• _GOAL_
Output an exact reproduction of the data.
-.-.-
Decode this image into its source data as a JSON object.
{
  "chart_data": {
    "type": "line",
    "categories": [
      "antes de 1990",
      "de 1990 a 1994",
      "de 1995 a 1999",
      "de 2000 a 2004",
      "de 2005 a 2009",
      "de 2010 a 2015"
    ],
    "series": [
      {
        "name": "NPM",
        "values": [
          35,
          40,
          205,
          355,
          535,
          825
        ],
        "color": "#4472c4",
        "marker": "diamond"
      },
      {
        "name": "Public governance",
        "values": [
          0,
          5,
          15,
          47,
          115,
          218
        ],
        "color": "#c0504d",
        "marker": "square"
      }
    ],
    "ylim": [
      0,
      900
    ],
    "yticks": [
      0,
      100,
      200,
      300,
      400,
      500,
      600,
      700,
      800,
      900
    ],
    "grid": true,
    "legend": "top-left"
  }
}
-.-.-
• _SOLVED PROBLEM_
Decode this image into its source data as a JSON object.
{
  "chart_data": {
    "type": "line",
    "categories": [
      "antes de 1990",
      "de 1990 a 1994",
      "de 1995 a 1999",
      "de 2000 a 2004",
      "de 2005 a 2009",
      "de 2010 a 2015"
    ],
    "series": [
      {
        "name": "NPM",
        "values": [
          35,
          40,
          205,
          355,
          535,
          825
        ],
        "color": "#4472c4",
        "marker": "diamond"
      },
      {
        "name": "Public governance",
        "values": [
          0,
          5,
          15,
          47,
          115,
          218
        ],
        "color": "#c0504d",
        "marker": "square"
      }
    ],
    "ylim": [
      0,
      900
    ],
    "yticks": [
      0,
      100,
      200,
      300,
      400,
      500,
      600,
      700,
      800,
      900
    ],
    "grid": true,
    "legend": "top-left"
  }
}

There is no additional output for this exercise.